* Problem: Retype all the records with nothing changed.

* Input records:
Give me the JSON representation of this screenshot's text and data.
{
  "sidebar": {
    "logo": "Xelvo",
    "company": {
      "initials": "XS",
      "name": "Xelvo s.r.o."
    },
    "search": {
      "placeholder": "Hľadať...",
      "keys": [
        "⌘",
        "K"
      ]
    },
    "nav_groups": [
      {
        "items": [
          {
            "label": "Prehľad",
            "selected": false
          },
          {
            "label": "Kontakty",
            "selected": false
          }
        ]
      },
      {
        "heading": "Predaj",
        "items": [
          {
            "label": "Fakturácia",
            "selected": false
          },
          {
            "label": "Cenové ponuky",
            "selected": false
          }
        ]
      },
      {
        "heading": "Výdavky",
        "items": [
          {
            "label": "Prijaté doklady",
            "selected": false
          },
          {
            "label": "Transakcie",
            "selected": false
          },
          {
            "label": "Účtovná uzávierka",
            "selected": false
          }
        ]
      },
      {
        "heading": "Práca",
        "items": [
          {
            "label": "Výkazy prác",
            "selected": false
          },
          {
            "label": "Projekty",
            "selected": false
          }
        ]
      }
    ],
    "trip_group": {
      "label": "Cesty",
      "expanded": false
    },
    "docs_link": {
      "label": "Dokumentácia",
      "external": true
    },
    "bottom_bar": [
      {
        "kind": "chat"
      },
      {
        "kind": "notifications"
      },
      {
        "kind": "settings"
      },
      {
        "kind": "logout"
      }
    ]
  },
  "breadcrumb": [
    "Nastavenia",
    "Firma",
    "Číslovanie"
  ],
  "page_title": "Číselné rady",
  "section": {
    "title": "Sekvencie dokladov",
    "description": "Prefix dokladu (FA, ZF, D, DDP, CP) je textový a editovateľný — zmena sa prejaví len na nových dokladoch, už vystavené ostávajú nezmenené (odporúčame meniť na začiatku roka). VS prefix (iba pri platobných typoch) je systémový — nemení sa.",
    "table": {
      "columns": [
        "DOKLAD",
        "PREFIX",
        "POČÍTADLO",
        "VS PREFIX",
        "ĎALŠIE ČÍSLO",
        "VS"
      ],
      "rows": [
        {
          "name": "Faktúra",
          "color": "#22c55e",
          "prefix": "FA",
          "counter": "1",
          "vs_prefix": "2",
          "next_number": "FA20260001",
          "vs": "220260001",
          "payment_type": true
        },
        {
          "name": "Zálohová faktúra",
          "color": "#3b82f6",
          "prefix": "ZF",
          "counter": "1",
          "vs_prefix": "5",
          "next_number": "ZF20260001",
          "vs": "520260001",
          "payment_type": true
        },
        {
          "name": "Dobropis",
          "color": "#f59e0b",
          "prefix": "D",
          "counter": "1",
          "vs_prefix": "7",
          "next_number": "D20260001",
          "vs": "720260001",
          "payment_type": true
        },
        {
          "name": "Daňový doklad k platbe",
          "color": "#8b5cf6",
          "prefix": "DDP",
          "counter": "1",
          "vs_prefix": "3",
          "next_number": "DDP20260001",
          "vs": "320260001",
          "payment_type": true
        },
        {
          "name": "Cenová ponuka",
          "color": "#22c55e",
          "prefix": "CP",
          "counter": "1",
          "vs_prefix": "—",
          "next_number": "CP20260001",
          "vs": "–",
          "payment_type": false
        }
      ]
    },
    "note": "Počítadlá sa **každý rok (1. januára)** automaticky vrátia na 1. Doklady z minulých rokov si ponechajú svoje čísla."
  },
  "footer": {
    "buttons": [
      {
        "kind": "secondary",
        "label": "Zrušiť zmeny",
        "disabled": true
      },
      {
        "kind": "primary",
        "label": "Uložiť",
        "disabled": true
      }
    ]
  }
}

* Solution below:
Give me the JSON representation of this screenshot's text and data.
{
  "sidebar": {
    "logo": "Xelvo",
    "company": {
      "initials": "XS",
      "name": "Xelvo s.r.o."
    },
    "search": {
      "placeholder": "Hľadať...",
      "keys": [
        "⌘",
        "K"
      ]
    },
    "nav_groups": [
      {
        "items": [
          {
            "label": "Prehľad",
            "selected": false
          },
          {
            "label": "Kontakty",
            "selected": false
          }
        ]
      },
      {
        "heading": "Predaj",
        "items": [
          {
            "label": "Fakturácia",
            "selected": false
          },
          {
            "label": "Cenové ponuky",
            "selected": false
          }
        ]
      },
      {
        "heading": "Výdavky",
        "items": [
          {
            "label": "Prijaté doklady",
            "selected": false
          },
          {
            "label": "Transakcie",
            "selected": false
          },
          {
            "label": "Účtovná uzávierka",
            "selected": false
          }
        ]
      },
      {
        "heading": "Práca",
        "items": [
          {
            "label": "Výkazy prác",
            "selected": false
          },
          {
            "label": "Projekty",
            "selected": false
          }
        ]
      }
    ],
    "trip_group": {
      "label": "Cesty",
      "expanded": false
    },
    "docs_link": {
      "label": "Dokumentácia",
      "external": true
    },
    "bottom_bar": [
      {
        "kind": "chat"
      },
      {
        "kind": "notifications"
      },
      {
        "kind": "settings"
      },
      {
        "kind": "logout"
      }
    ]
  },
  "breadcrumb": [
    "Nastavenia",
    "Firma",
    "Číslovanie"
  ],
  "page_title": "Číselné rady",
  "section": {
    "title": "Sekvencie dokladov",
    "description": "Prefix dokladu (FA, ZF, D, DDP, CP) je textový a editovateľný — zmena sa prejaví len na nových dokladoch, už vystavené ostávajú nezmenené (odporúčame meniť na začiatku roka). VS prefix (iba pri platobných typoch) je systémový — nemení sa.",
    "table": {
      "columns": [
        "DOKLAD",
        "PREFIX",
        "POČÍTADLO",
        "VS PREFIX",
        "ĎALŠIE ČÍSLO",
        "VS"
      ],
      "rows": [
        {
          "name": "Faktúra",
          "color": "#22c55e",
          "prefix": "FA",
          "counter": "1",
          "vs_prefix": "2",
          "next_number": "FA20260001",
          "vs": "220260001",
          "payment_type": true
        },
        {
          "name": "Zálohová faktúra",
          "color": "#3b82f6",
          "prefix": "ZF",
          "counter": "1",
          "vs_prefix": "5",
          "next_number": "ZF20260001",
          "vs": "520260001",
          "payment_type": true
        },
        {
          "name": "Dobropis",
          "color": "#f59e0b",
          "prefix": "D",
          "counter": "1",
          "vs_prefix": "7",
          "next_number": "D20260001",
          "vs": "720260001",
          "payment_type": true
        },
        {
          "name": "Daňový doklad k platbe",
          "color": "#8b5cf6",
          "prefix": "DDP",
          "counter": "1",
          "vs_prefix": "3",
          "next_number": "DDP20260001",
          "vs": "320260001",
          "payment_type": true
        },
        {
          "name": "Cenová ponuka",
          "color": "#22c55e",
          "prefix": "CP",
          "counter": "1",
          "vs_prefix": "—",
          "next_number": "CP20260001",
          "vs": "–",
          "payment_type": false
        }
      ]
    },
    "note": "Počítadlá sa **každý rok (1. januára)** automaticky vrátia na 1. Doklady z minulých rokov si ponechajú svoje čísla."
  },
  "footer": {
    "buttons": [
      {
        "kind": "secondary",
        "label": "Zrušiť zmeny",
        "disabled": true
      },
      {
        "kind": "primary",
        "label": "Uložiť",
        "disabled": true
      }
    ]
  }
}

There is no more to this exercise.